- _What is asked_:
Reproduce the following entries line for line, without changing anything.

- _Material for this task_:
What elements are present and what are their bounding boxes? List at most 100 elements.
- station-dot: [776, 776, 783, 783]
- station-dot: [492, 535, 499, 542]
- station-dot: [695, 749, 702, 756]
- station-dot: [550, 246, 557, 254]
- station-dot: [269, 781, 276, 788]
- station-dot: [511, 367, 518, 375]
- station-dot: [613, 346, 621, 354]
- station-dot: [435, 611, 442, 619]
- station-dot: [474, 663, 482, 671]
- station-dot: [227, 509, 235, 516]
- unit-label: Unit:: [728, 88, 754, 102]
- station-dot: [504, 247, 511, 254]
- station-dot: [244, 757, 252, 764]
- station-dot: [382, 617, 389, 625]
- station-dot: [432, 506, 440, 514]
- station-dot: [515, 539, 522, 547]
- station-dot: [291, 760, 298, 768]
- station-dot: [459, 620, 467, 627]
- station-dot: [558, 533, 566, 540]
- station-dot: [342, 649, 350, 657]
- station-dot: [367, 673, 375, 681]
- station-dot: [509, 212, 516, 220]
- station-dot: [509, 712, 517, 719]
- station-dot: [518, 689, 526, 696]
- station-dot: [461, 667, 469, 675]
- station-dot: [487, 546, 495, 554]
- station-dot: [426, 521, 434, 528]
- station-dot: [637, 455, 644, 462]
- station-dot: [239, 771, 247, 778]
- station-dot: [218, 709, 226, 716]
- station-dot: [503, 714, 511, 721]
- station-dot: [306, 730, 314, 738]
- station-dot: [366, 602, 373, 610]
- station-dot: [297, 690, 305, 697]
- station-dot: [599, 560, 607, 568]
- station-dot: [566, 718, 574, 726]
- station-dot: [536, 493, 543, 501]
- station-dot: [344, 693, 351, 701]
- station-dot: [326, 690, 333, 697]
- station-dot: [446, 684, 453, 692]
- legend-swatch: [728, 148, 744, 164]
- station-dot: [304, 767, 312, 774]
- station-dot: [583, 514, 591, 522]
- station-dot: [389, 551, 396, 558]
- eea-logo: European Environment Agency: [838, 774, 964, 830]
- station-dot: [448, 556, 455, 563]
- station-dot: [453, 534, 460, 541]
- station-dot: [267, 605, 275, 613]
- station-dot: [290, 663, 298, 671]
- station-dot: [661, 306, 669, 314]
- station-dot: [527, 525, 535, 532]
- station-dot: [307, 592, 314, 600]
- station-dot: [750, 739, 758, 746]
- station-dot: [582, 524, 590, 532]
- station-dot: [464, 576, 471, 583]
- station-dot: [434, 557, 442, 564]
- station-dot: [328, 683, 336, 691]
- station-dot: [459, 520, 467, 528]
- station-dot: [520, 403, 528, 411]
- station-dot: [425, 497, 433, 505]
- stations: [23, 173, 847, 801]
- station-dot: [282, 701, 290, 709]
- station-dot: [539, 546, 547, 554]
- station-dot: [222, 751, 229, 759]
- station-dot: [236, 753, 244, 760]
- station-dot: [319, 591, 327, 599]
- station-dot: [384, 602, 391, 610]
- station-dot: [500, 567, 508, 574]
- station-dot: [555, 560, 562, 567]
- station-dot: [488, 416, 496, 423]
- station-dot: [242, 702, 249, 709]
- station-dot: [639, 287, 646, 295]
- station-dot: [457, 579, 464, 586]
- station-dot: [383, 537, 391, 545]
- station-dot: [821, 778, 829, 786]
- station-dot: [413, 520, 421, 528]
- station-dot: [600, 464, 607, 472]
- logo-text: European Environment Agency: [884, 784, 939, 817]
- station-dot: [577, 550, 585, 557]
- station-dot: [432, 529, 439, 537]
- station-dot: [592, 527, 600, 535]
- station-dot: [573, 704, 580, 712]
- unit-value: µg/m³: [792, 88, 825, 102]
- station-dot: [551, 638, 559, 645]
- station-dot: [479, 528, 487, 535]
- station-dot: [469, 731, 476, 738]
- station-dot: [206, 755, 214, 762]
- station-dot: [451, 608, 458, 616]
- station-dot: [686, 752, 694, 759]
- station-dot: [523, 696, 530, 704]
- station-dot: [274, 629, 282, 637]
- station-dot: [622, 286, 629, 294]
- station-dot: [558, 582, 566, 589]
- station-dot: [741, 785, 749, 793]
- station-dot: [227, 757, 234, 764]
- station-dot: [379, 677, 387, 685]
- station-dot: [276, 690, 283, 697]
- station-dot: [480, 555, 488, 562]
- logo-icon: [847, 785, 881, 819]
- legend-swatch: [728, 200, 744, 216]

- _Exercise solution_:
What elements are present and what are their bounding boxes? List at most 100 elements.
- station-dot: [776, 776, 783, 783]
- station-dot: [492, 535, 499, 542]
- station-dot: [695, 749, 702, 756]
- station-dot: [550, 246, 557, 254]
- station-dot: [269, 781, 276, 788]
- station-dot: [511, 367, 518, 375]
- station-dot: [613, 346, 621, 354]
- station-dot: [435, 611, 442, 619]
- station-dot: [474, 663, 482, 671]
- station-dot: [227, 509, 235, 516]
- unit-label: Unit:: [728, 88, 754, 102]
- station-dot: [504, 247, 511, 254]
- station-dot: [244, 757, 252, 764]
- station-dot: [382, 617, 389, 625]
- station-dot: [432, 506, 440, 514]
- station-dot: [515, 539, 522, 547]
- station-dot: [291, 760, 298, 768]
- station-dot: [459, 620, 467, 627]
- station-dot: [558, 533, 566, 540]
- station-dot: [342, 649, 350, 657]
- station-dot: [367, 673, 375, 681]
- station-dot: [509, 212, 516, 220]
- station-dot: [509, 712, 517, 719]
- station-dot: [518, 689, 526, 696]
- station-dot: [461, 667, 469, 675]
- station-dot: [487, 546, 495, 554]
- station-dot: [426, 521, 434, 528]
- station-dot: [637, 455, 644, 462]
- station-dot: [239, 771, 247, 778]
- station-dot: [218, 709, 226, 716]
- station-dot: [503, 714, 511, 721]
- station-dot: [306, 730, 314, 738]
- station-dot: [366, 602, 373, 610]
- station-dot: [297, 690, 305, 697]
- station-dot: [599, 560, 607, 568]
- station-dot: [566, 718, 574, 726]
- station-dot: [536, 493, 543, 501]
- station-dot: [344, 693, 351, 701]
- station-dot: [326, 690, 333, 697]
- station-dot: [446, 684, 453, 692]
- legend-swatch: [728, 148, 744, 164]
- station-dot: [304, 767, 312, 774]
- station-dot: [583, 514, 591, 522]
- station-dot: [389, 551, 396, 558]
- eea-logo: European Environment Agency: [838, 774, 964, 830]
- station-dot: [448, 556, 455, 563]
- station-dot: [453, 534, 460, 541]
- station-dot: [267, 605, 275, 613]
- station-dot: [290, 663, 298, 671]
- station-dot: [661, 306, 669, 314]
- station-dot: [527, 525, 535, 532]
- station-dot: [307, 592, 314, 600]
- station-dot: [750, 739, 758, 746]
- station-dot: [582, 524, 590, 532]
- station-dot: [464, 576, 471, 583]
- station-dot: [434, 557, 442, 564]
- station-dot: [328, 683, 336, 691]
- station-dot: [459, 520, 467, 528]
- station-dot: [520, 403, 528, 411]
- station-dot: [425, 497, 433, 505]
- stations: [23, 173, 847, 801]
- station-dot: [282, 701, 290, 709]
- station-dot: [539, 546, 547, 554]
- station-dot: [222, 751, 229, 759]
- station-dot: [236, 753, 244, 760]
- station-dot: [319, 591, 327, 599]
- station-dot: [384, 602, 391, 610]
- station-dot: [500, 567, 508, 574]
- station-dot: [555, 560, 562, 567]
- station-dot: [488, 416, 496, 423]
- station-dot: [242, 702, 249, 709]
- station-dot: [639, 287, 646, 295]
- station-dot: [457, 579, 464, 586]
- station-dot: [383, 537, 391, 545]
- station-dot: [821, 778, 829, 786]
- station-dot: [413, 520, 421, 528]
- station-dot: [600, 464, 607, 472]
- logo-text: European Environment Agency: [884, 784, 939, 817]
- station-dot: [577, 550, 585, 557]
- station-dot: [432, 529, 439, 537]
- station-dot: [592, 527, 600, 535]
- station-dot: [573, 704, 580, 712]
- unit-value: µg/m³: [792, 88, 825, 102]
- station-dot: [551, 638, 559, 645]
- station-dot: [479, 528, 487, 535]
- station-dot: [469, 731, 476, 738]
- station-dot: [206, 755, 214, 762]
- station-dot: [451, 608, 458, 616]
- station-dot: [686, 752, 694, 759]
- station-dot: [523, 696, 530, 704]
- station-dot: [274, 629, 282, 637]
- station-dot: [622, 286, 629, 294]
- station-dot: [558, 582, 566, 589]
- station-dot: [741, 785, 749, 793]
- station-dot: [227, 757, 234, 764]
- station-dot: [379, 677, 387, 685]
- station-dot: [276, 690, 283, 697]
- station-dot: [480, 555, 488, 562]
- logo-icon: [847, 785, 881, 819]
- legend-swatch: [728, 200, 744, 216]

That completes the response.